## Your objective
Consider the records below. How many of their lines include the word "JSON"? State the number and nothing else.

## Data shown
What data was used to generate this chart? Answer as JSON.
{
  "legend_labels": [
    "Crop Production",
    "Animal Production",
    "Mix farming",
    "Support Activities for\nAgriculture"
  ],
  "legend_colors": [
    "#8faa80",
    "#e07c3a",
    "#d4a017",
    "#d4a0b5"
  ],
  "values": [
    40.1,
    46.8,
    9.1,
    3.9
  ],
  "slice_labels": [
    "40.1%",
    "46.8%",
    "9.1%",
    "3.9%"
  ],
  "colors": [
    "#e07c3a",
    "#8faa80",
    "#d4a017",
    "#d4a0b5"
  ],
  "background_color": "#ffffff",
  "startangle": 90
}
* * *
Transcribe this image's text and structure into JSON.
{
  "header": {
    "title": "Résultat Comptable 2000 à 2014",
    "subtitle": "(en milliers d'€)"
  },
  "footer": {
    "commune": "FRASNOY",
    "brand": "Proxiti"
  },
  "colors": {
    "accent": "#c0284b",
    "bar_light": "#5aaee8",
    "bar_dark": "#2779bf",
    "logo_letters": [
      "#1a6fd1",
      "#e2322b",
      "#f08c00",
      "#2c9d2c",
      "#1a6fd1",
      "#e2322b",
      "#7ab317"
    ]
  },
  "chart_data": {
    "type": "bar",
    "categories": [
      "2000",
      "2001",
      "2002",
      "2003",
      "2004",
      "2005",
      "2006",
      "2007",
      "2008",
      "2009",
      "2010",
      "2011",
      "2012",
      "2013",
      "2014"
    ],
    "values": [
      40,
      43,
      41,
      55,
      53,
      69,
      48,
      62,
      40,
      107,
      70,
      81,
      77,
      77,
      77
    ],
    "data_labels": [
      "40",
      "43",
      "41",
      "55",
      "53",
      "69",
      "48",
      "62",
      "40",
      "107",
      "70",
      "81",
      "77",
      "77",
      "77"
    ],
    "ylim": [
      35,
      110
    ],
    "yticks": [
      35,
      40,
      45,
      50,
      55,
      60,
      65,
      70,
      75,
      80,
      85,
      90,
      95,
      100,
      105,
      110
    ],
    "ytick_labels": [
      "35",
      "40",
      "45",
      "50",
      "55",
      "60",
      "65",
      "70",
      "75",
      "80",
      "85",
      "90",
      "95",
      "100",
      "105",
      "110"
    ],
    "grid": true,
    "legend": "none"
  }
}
* * *
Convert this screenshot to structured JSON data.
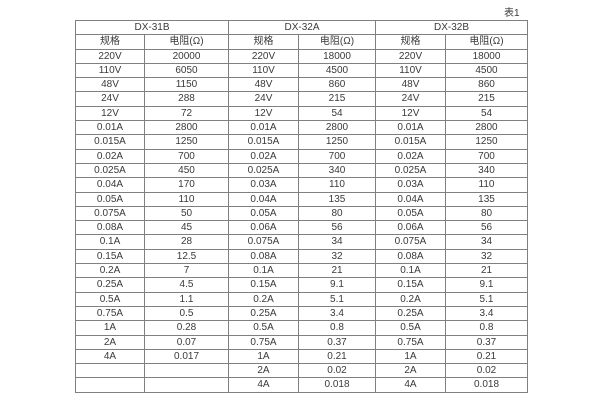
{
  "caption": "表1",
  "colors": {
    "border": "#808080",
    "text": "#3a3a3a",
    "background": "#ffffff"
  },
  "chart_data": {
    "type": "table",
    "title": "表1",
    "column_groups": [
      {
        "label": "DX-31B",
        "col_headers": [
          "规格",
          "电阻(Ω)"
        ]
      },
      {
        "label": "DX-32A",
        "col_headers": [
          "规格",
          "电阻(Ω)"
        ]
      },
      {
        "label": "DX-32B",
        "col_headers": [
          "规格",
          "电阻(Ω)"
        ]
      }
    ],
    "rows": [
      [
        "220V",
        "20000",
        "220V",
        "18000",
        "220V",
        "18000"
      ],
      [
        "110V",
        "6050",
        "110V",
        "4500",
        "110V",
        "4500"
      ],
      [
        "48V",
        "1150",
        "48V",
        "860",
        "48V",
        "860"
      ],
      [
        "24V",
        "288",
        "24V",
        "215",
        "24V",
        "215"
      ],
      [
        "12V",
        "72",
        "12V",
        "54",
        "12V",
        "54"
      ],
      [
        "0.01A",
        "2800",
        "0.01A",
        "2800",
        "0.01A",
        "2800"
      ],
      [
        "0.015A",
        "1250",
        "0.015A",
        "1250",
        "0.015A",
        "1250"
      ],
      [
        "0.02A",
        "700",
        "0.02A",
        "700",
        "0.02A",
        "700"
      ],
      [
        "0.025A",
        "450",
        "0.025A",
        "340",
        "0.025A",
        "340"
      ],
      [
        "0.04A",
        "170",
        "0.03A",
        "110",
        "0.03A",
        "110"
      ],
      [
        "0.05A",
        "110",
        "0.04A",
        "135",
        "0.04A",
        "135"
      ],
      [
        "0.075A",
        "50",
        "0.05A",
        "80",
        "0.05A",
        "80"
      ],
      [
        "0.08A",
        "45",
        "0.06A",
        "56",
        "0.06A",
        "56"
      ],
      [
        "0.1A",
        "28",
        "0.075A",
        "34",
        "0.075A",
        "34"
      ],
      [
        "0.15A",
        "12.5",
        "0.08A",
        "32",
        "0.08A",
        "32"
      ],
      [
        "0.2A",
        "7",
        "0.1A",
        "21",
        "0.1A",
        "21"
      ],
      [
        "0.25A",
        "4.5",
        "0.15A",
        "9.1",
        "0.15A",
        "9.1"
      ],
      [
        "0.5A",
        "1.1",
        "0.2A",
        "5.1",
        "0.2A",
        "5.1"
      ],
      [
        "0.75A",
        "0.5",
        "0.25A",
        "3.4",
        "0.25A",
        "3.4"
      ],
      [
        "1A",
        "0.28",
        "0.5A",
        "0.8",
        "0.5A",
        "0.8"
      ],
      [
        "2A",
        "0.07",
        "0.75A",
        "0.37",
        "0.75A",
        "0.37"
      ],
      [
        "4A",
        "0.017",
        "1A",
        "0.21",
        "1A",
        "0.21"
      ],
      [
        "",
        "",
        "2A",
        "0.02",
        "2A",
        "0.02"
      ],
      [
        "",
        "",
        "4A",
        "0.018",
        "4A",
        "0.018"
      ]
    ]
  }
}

## Response to this exercise
3